(Figure content listings)
┄┄┄┄┄┄┄┄┄┄
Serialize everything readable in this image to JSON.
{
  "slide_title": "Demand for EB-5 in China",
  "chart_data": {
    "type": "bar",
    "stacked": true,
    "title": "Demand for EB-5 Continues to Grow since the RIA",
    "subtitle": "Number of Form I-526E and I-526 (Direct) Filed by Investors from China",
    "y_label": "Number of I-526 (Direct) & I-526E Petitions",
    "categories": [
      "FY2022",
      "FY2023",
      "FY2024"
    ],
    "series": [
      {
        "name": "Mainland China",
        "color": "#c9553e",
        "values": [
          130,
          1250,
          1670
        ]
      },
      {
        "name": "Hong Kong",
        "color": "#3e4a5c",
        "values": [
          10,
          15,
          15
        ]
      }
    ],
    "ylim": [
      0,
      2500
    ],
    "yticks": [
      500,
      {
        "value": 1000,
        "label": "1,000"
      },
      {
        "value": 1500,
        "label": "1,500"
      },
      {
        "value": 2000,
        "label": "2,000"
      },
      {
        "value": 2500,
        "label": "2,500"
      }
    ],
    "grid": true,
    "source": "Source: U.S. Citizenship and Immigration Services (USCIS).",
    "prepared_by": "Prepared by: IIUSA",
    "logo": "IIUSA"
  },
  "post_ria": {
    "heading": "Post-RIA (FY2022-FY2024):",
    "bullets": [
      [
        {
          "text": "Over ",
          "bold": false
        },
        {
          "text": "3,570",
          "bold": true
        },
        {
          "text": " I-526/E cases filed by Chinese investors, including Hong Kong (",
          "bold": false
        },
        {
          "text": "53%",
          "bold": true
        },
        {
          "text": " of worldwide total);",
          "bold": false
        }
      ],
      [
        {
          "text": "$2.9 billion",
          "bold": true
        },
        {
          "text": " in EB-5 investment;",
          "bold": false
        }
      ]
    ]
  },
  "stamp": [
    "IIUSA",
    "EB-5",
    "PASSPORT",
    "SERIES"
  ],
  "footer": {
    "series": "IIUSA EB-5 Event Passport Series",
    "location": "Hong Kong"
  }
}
┄┄┄┄┄┄┄┄┄┄
Pick every line with "text" in it and copy it.

(Output below)
          "text": "Over ",
          "text": "3,570",
          "text": " I-526/E cases filed by Chinese investors, including Hong Kong (",
          "text": "53%",
          "text": " of worldwide total);",
          "text": "$2.9 billion",
          "text": " in EB-5 investment;",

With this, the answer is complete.